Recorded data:
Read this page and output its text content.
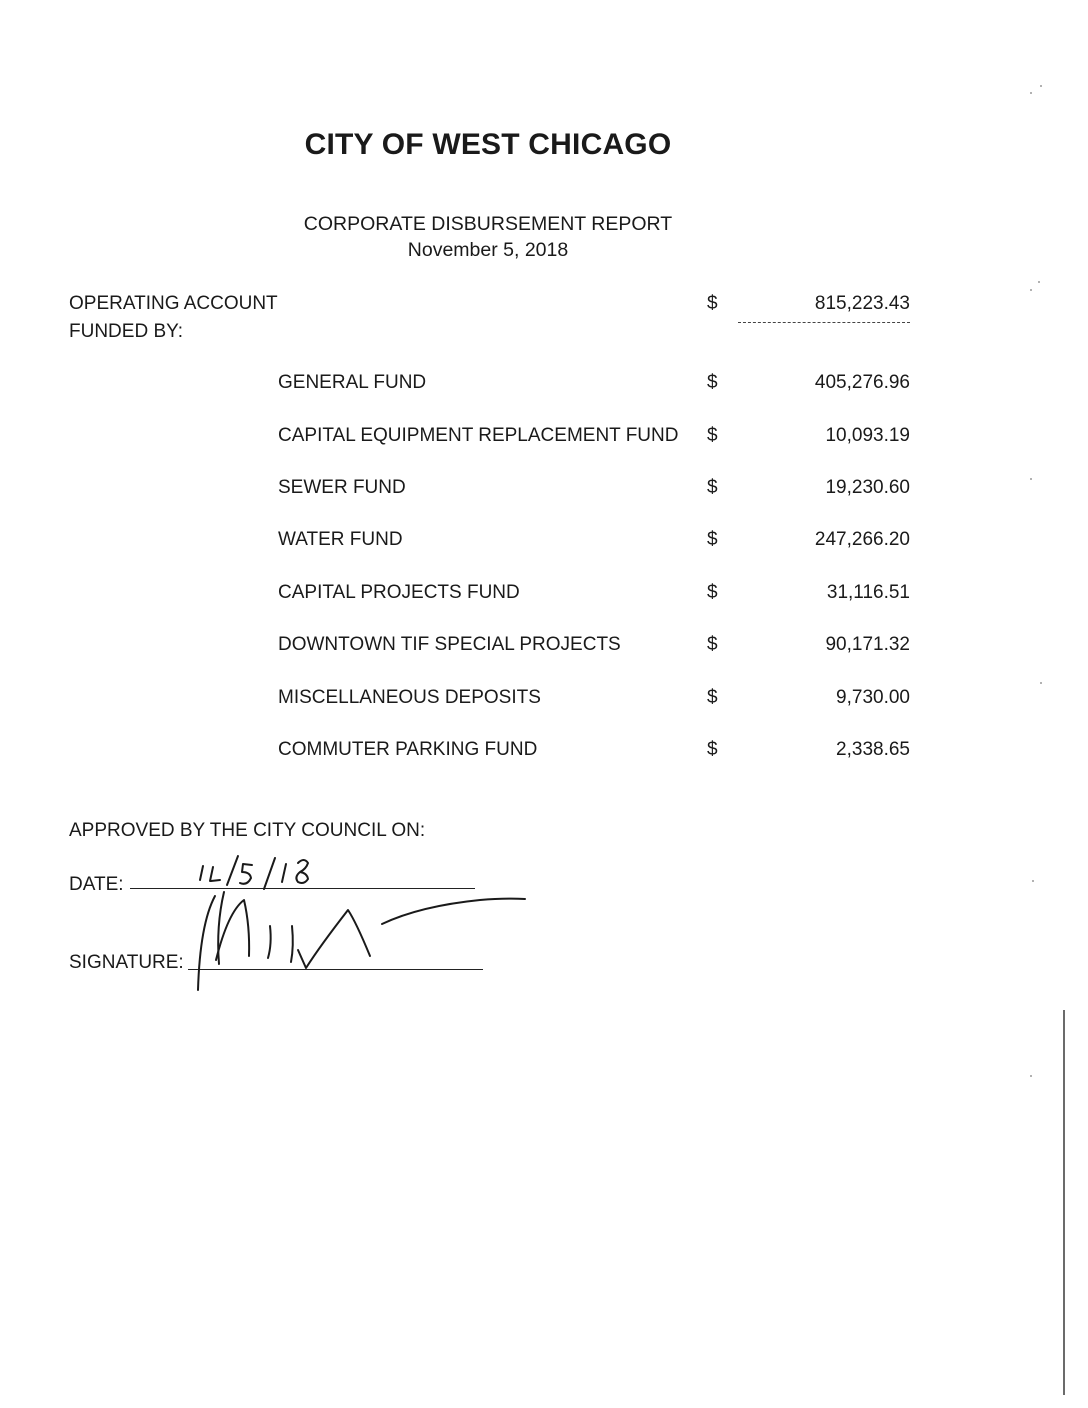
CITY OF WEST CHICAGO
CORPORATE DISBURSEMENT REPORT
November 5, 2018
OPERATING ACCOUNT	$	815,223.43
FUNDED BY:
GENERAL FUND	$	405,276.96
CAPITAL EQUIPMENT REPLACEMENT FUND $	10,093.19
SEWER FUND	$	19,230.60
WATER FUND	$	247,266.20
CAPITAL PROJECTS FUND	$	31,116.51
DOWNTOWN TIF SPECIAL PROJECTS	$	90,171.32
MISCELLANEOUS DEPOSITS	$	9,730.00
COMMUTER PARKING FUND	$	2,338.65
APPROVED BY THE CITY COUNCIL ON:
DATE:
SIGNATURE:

EXERCISE DESCRIPTION: Set down the complete material exactly, but do not include the images.

EXERCISE RESPONSE:
Read this page and output its text content.
CITY OF WEST CHICAGO
CORPORATE DISBURSEMENT REPORT
November 5, 2018
OPERATING ACCOUNT	$	815,223.43
FUNDED BY:
GENERAL FUND	$	405,276.96
CAPITAL EQUIPMENT REPLACEMENT FUND $	10,093.19
SEWER FUND	$	19,230.60
WATER FUND	$	247,266.20
CAPITAL PROJECTS FUND	$	31,116.51
DOWNTOWN TIF SPECIAL PROJECTS	$	90,171.32
MISCELLANEOUS DEPOSITS	$	9,730.00
COMMUTER PARKING FUND	$	2,338.65
APPROVED BY THE CITY COUNCIL ON:
DATE:
SIGNATURE:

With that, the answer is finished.